◆ OPDRACHTEN
**a)** Welk signalement van de dader werd volgens de tekst over de klacht tegen het politiekorps bij de melding van de beroving gegeven?
**b)** Geef een vervolg op de tekst over de klacht tegen het politiekorps, te beginnen na de laatste zin.

◆ TEKSTFRAGMENT
◆ ◆ ◆
Verzoeker klaagt over het optreden van het regionale politiekorps Midden en West Brabant op 11 januari 2000. Hij klaagt er met name over dat de politie hem:
- als verdachte heeft aangemerkt;
- bij zijn aanhouding heeft geboeid en ook overigens nodeloos ruw te werk is gegaan;
- niet heeft meegedeeld waarom hij was aangehouden;
- niet heeft gewezen op zijn rechten en plichten.
Beoordeling
Inleiding
Op 11 januari 2000, omstreeks 17.00 uur kwam bij het regionale politiekorps Midden en West Brabant (hierna ook: de politie) een melding binnen van een beroving. Verzoeker werd als verdachte aangemerkt en aangehouden. Even later meldde een getuige van de beroving dat verzoeker niet de dader was.
I. Aanhouding
1. Verzoeker klaagt er in de eerste plaats over dat de politie hem heeft aangehouden. Volgens verzoeker kon hij niet als verdachte worden aangemerkt.
2. Uit het onderzoek van de Nationale ombudsman is gebleken dat bij die melding was aangegeven dat de dader van de beroving een donker getinte man was met een rode jas, een petje op het hoofd en een zwarte tas. De dader zou bovendien in een bepaalde bus zitten richting E. De politieambtenaren B. en J. deden de desbetreffende bus stoppen en troffen daarin verzoeker aan die geheel voldeed aan het weergegeven signalement.
Op grond van deze feiten en omstandigheden kon verzoeker, met inachtneming van het bepaalde in artikel 27 van het Wetboek van Strafvordering (Sv) (zie Achtergrond, onder 1.) worden aangemerkt als verdachte van een strafbaar feit, te weten diefstal met geweldpleging.
◆ ◆ ◆
◆ GEGEVENSOVERZICHT
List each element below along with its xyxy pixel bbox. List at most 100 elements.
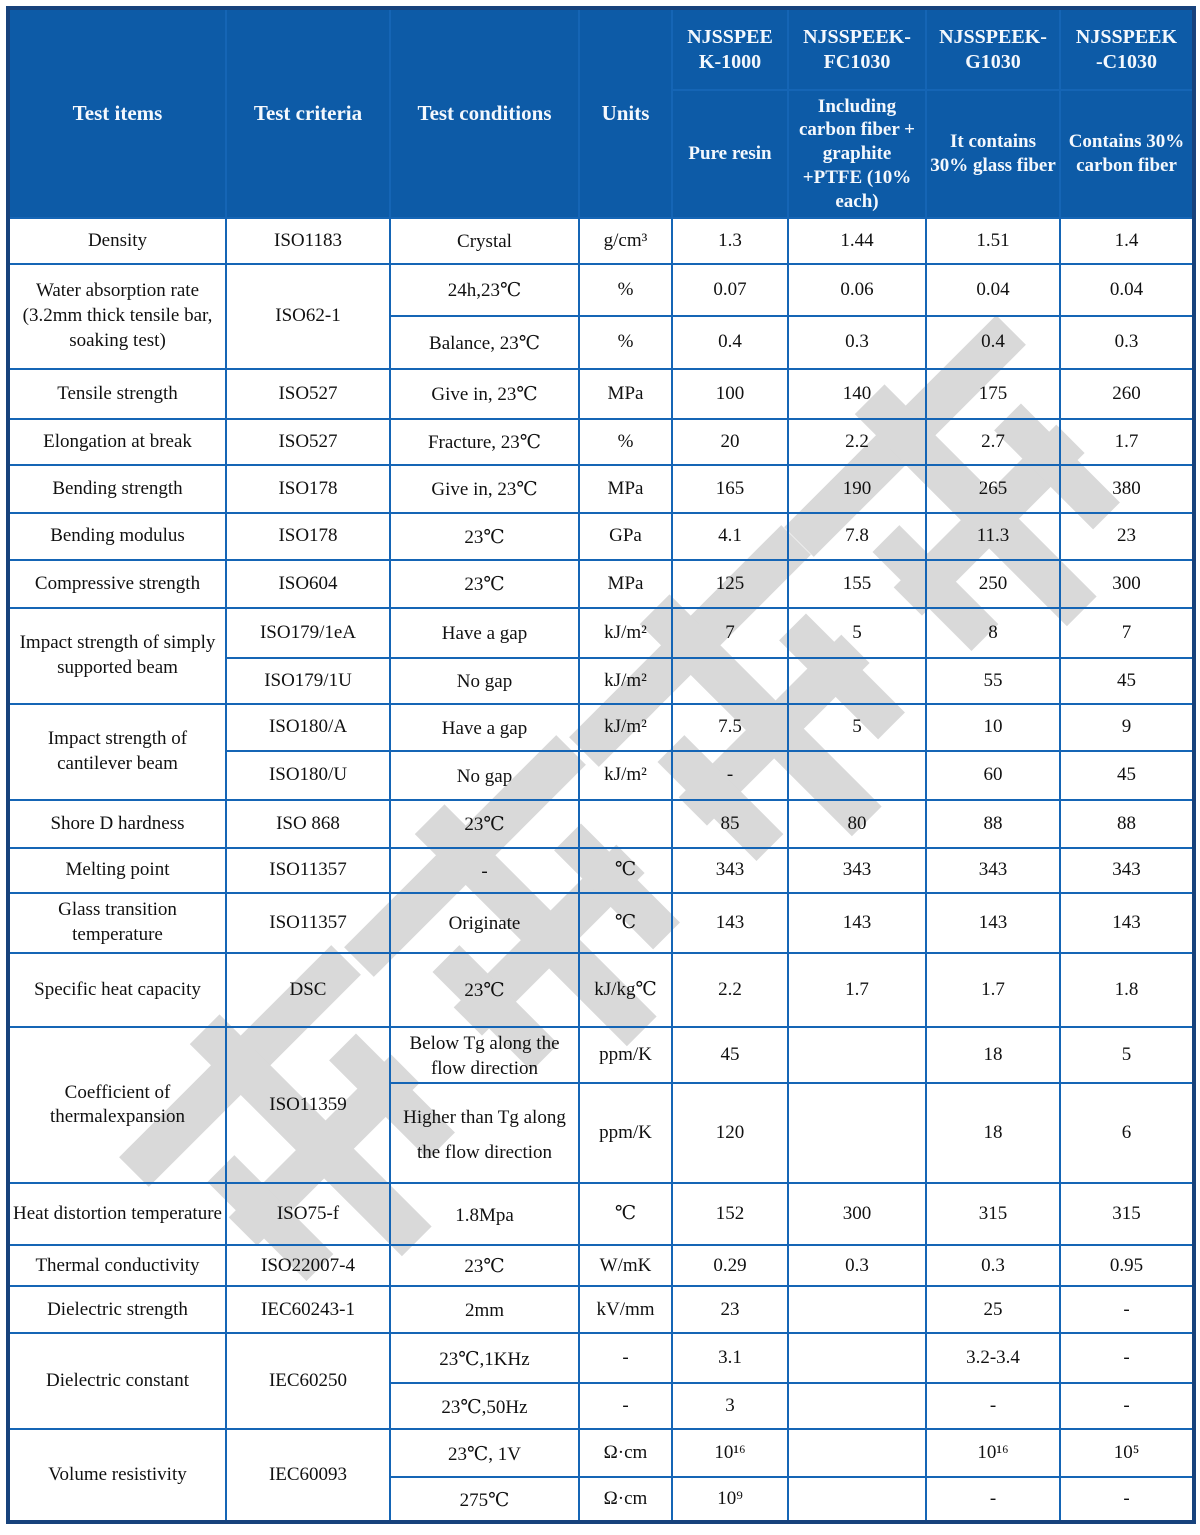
cell-value: 155 — [787, 559, 927, 609]
cell-condition: 24h,23℃ — [389, 263, 580, 317]
cell-value: 60 — [925, 750, 1061, 801]
cell-value: 0.07 — [671, 263, 789, 317]
product-desc-c1030: Contains 30% carbon fiber — [1059, 89, 1195, 219]
cell-value: 315 — [925, 1182, 1061, 1247]
cell-condition: Balance, 23℃ — [389, 315, 580, 370]
cell-unit: g/cm³ — [578, 217, 673, 265]
cell-unit: - — [578, 1382, 673, 1431]
cell-value: 265 — [925, 464, 1061, 514]
product-desc-fc1030: Including carbon fiber + graphite +PTFE … — [787, 89, 927, 219]
product-name-line: NJSSPEE — [687, 25, 773, 48]
cell-value: 300 — [1059, 559, 1195, 609]
cell-condition: Fracture, 23℃ — [389, 418, 580, 466]
cell-value — [787, 750, 927, 801]
cell-item: Thermal conductivity — [7, 1244, 227, 1288]
cell-value — [787, 1476, 927, 1524]
cell-unit: W/mK — [578, 1244, 673, 1288]
cell-condition: 275℃ — [389, 1476, 580, 1524]
cell-item: Water absorption rate (3.2mm thick tensi… — [7, 263, 227, 370]
cell-value: 2.2 — [671, 952, 789, 1028]
cell-criteria: ISO179/1eA — [225, 607, 391, 659]
cell-value: 5 — [1059, 1025, 1195, 1085]
cell-condition: Give in, 23℃ — [389, 464, 580, 514]
cell-criteria: ISO 868 — [225, 799, 391, 849]
row-bending-strength: Bending strength ISO178 Give in, 23℃ MPa… — [7, 464, 1195, 514]
cell-condition: 23℃ — [389, 559, 580, 609]
cell-value: 10 — [925, 703, 1061, 752]
cell-value: 1.7 — [925, 952, 1061, 1028]
cell-item: Volume resistivity — [7, 1428, 227, 1524]
cell-unit: - — [578, 1332, 673, 1385]
cell-value: 7.5 — [671, 703, 789, 752]
col-header-test-criteria: Test criteria — [225, 7, 391, 219]
product-header-k1000: NJSSPEE K-1000 — [671, 7, 789, 91]
cell-value: 165 — [671, 464, 789, 514]
cell-value: 9 — [1059, 703, 1195, 752]
cell-value: 175 — [925, 368, 1061, 420]
row-izod-notched: Impact strength of cantilever beam ISO18… — [7, 703, 1195, 801]
cell-unit: kJ/kg℃ — [578, 952, 673, 1028]
cell-value — [787, 1082, 927, 1185]
cell-criteria: ISO604 — [225, 559, 391, 609]
cell-value: 260 — [1059, 368, 1195, 420]
peek-data-table: Test items Test criteria Test conditions… — [6, 6, 1196, 1525]
cell-condition: 23℃ — [389, 1244, 580, 1288]
col-header-test-items: Test items — [7, 7, 227, 219]
cell-item: Shore D hardness — [7, 799, 227, 849]
cell-unit: MPa — [578, 368, 673, 420]
cell-value: - — [925, 1382, 1061, 1431]
product-desc-k1000: Pure resin — [671, 89, 789, 219]
cell-condition: Crystal — [389, 217, 580, 265]
row-tensile-strength: Tensile strength ISO527 Give in, 23℃ MPa… — [7, 368, 1195, 420]
cell-value: 0.4 — [671, 315, 789, 370]
cell-value: 45 — [1059, 750, 1195, 801]
cell-item: Dielectric constant — [7, 1332, 227, 1431]
cell-value: 45 — [671, 1025, 789, 1085]
cell-item: Glass transition temperature — [7, 892, 227, 954]
cell-value: 343 — [787, 847, 927, 894]
cell-value: 1.51 — [925, 217, 1061, 265]
cell-criteria: ISO1183 — [225, 217, 391, 265]
product-name-line: NJSSPEEK — [1075, 25, 1178, 48]
cell-unit — [578, 799, 673, 849]
cell-value: 100 — [671, 368, 789, 420]
cell-value: 8 — [925, 607, 1061, 659]
cell-unit: % — [578, 315, 673, 370]
cell-unit: MPa — [578, 559, 673, 609]
cell-value — [787, 1285, 927, 1335]
cell-value: 143 — [671, 892, 789, 954]
cell-condition: Give in, 23℃ — [389, 368, 580, 420]
cell-value: 2.7 — [925, 418, 1061, 466]
cell-item: Bending modulus — [7, 512, 227, 561]
row-water-absorption-balance: Balance, 23℃ % 0.4 0.3 0.4 0.3 — [8, 315, 1195, 370]
cell-value: 5 — [787, 703, 927, 752]
cell-value: 380 — [1059, 464, 1195, 514]
cell-unit: MPa — [578, 464, 673, 514]
cell-condition: No gap — [389, 657, 580, 705]
cell-unit: % — [578, 418, 673, 466]
cell-criteria: ISO527 — [225, 368, 391, 420]
cell-value: 300 — [787, 1182, 927, 1247]
cell-value: - — [1059, 1382, 1195, 1431]
cell-value: 3.1 — [671, 1332, 789, 1385]
cell-value — [787, 1382, 927, 1431]
cell-condition: 23℃ — [389, 512, 580, 561]
row-dielectric-constant-50hz: 23℃,50Hz - 3 - - — [8, 1382, 1195, 1431]
product-name-line: G1030 — [965, 50, 1021, 73]
cell-condition: - — [389, 847, 580, 894]
cell-criteria: IEC60250 — [225, 1332, 391, 1431]
row-volume-resistivity-23c: Volume resistivity IEC60093 23℃, 1V Ω·cm… — [7, 1428, 1195, 1524]
cell-value: 7.8 — [787, 512, 927, 561]
cell-value: 0.95 — [1059, 1244, 1195, 1288]
cell-condition: No gap — [389, 750, 580, 801]
cell-criteria: ISO527 — [225, 418, 391, 466]
cell-value: 5 — [787, 607, 927, 659]
cell-value: 4.1 — [671, 512, 789, 561]
cell-value: - — [671, 750, 789, 801]
cell-unit: ℃ — [578, 847, 673, 894]
cell-value: 250 — [925, 559, 1061, 609]
cell-item: Heat distortion temperature — [7, 1182, 227, 1247]
cell-condition: Have a gap — [389, 607, 580, 659]
row-izod-unnotched: ISO180/U No gap kJ/m² - 60 45 — [8, 750, 1195, 801]
cell-value: 10⁵ — [1059, 1428, 1195, 1479]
◆ ◆ ◆
◆ ANTWOORDEN
**a)** Een donker getinte man met een rode jas, een petje op het hoofd en een zwarte tas.

**b)**
Verzoeker heeft nog aangevoerd dat hij veel ouder was dan de dader, maar heeft niet weersproken dat hij aan het signalement voldeed. Dit signalement bevatte voldoende specifieke kenmerken op grond waarvan degene die daaraan voldeed in redelijkheid kon worden aangemerkt als verdachte. Het feit dat vrijwel direct na de aanhouding is komen vast te staan dat verzoeker volgens een getuige niet degene was die de beroving had gepleegd, doet aan de rechtmatigheid van de aanhouding niet af.
Hoewel wordt onderkend dat een en ander voor verzoeker een pijnlijke ervaring moet zijn geweest, wordt geconcludeerd dat de onderzochte gedraging op dit punt behoorlijk is.
II. Het boeien
1. Verzoeker klaagt er ook over dat de politie hem bij zijn aanhouding heeft geboeid en ook overigens nodeloos ruw te werk is gegaan.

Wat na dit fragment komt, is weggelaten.